**Your task:** Take the lines from the one with "Read all visible content and emit it as JSON." through the end of the material below and repeat them exactly, dropping every picture.

Stored data:

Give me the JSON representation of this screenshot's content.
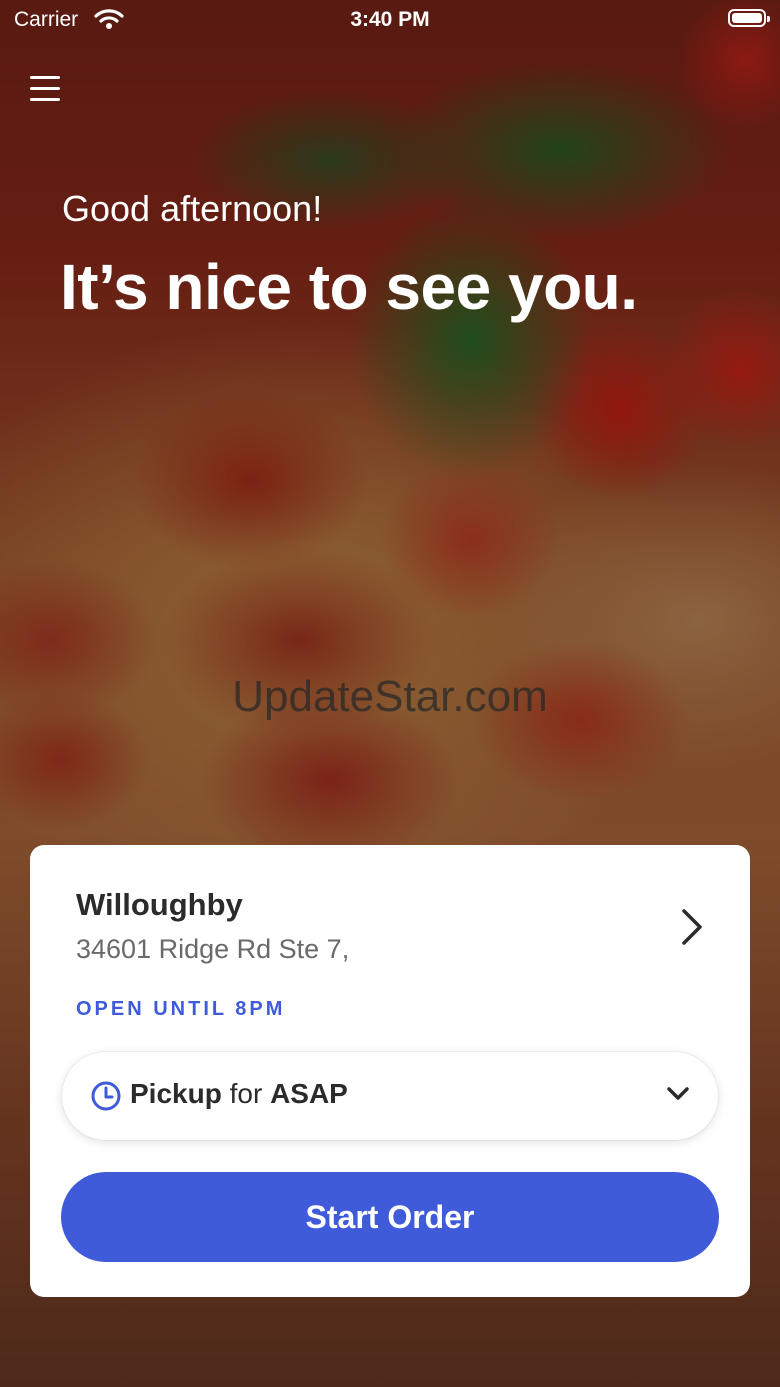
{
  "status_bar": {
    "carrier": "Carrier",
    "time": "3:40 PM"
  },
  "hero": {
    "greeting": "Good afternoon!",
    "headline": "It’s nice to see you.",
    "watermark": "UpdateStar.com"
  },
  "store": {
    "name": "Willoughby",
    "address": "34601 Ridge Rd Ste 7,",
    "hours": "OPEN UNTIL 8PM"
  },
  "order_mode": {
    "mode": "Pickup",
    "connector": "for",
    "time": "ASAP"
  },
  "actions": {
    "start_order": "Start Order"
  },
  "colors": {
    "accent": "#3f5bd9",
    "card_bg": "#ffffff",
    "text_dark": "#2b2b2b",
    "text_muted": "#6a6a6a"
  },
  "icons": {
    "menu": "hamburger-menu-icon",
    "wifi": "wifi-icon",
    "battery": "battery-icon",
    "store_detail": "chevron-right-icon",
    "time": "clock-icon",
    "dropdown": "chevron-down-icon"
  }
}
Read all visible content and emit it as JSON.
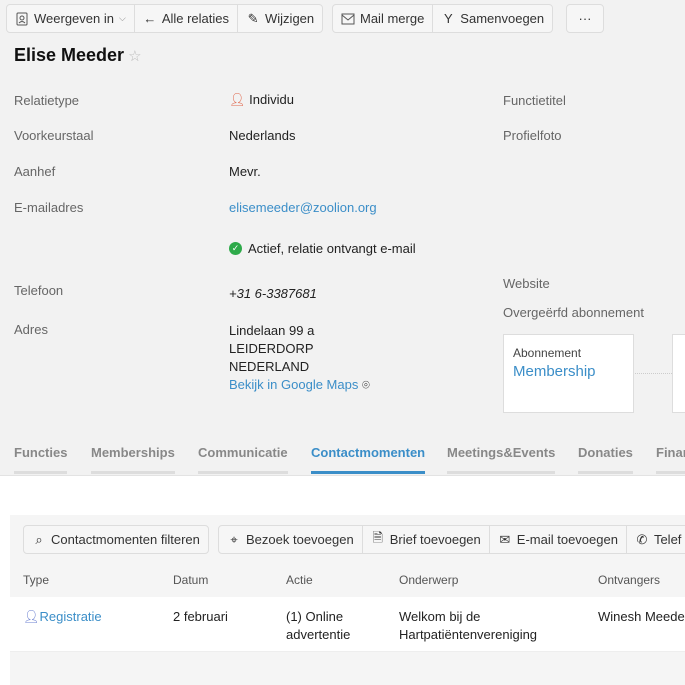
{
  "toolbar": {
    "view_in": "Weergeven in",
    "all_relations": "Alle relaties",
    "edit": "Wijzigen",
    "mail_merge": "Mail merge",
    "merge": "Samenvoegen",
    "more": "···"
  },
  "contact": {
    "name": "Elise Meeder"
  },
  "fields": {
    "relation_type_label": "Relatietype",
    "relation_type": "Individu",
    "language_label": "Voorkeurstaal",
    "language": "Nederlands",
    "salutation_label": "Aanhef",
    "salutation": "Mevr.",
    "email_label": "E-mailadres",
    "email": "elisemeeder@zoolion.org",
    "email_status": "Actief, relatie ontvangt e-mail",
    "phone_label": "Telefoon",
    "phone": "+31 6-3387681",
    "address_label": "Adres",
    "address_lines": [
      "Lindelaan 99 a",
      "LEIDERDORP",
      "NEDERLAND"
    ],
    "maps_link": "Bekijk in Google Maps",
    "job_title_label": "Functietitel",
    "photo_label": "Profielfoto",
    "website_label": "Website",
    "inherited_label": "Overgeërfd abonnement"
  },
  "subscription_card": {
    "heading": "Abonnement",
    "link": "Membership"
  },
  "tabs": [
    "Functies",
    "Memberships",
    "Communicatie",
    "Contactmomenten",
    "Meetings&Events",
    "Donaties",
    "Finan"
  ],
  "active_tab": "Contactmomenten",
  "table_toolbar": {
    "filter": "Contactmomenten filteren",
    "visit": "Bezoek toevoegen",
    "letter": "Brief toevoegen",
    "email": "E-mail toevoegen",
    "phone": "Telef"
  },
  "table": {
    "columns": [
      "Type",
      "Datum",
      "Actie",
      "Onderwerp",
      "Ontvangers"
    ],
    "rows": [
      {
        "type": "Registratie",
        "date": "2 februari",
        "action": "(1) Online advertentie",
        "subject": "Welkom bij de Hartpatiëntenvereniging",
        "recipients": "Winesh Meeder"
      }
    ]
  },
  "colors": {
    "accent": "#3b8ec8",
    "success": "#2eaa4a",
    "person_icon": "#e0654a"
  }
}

**Result of this exercise:**
Read all visible content and emit it as JSON.
{
  "toolbar": {
    "view_in": "Weergeven in",
    "all_relations": "Alle relaties",
    "edit": "Wijzigen",
    "mail_merge": "Mail merge",
    "merge": "Samenvoegen",
    "more": "···"
  },
  "contact": {
    "name": "Elise Meeder"
  },
  "fields": {
    "relation_type_label": "Relatietype",
    "relation_type": "Individu",
    "language_label": "Voorkeurstaal",
    "language": "Nederlands",
    "salutation_label": "Aanhef",
    "salutation": "Mevr.",
    "email_label": "E-mailadres",
    "email": "elisemeeder@zoolion.org",
    "email_status": "Actief, relatie ontvangt e-mail",
    "phone_label": "Telefoon",
    "phone": "+31 6-3387681",
    "address_label": "Adres",
    "address_lines": [
      "Lindelaan 99 a",
      "LEIDERDORP",
      "NEDERLAND"
    ],
    "maps_link": "Bekijk in Google Maps",
    "job_title_label": "Functietitel",
    "photo_label": "Profielfoto",
    "website_label": "Website",
    "inherited_label": "Overgeërfd abonnement"
  },
  "subscription_card": {
    "heading": "Abonnement",
    "link": "Membership"
  },
  "tabs": [
    "Functies",
    "Memberships",
    "Communicatie",
    "Contactmomenten",
    "Meetings&Events",
    "Donaties",
    "Finan"
  ],
  "active_tab": "Contactmomenten",
  "table_toolbar": {
    "filter": "Contactmomenten filteren",
    "visit": "Bezoek toevoegen",
    "letter": "Brief toevoegen",
    "email": "E-mail toevoegen",
    "phone": "Telef"
  },
  "table": {
    "columns": [
      "Type",
      "Datum",
      "Actie",
      "Onderwerp",
      "Ontvangers"
    ],
    "rows": [
      {
        "type": "Registratie",
        "date": "2 februari",
        "action": "(1) Online advertentie",
        "subject": "Welkom bij de Hartpatiëntenvereniging",
        "recipients": "Winesh Meeder"
      }
    ]
  },
  "colors": {
    "accent": "#3b8ec8",
    "success": "#2eaa4a",
    "person_icon": "#e0654a"
  }
}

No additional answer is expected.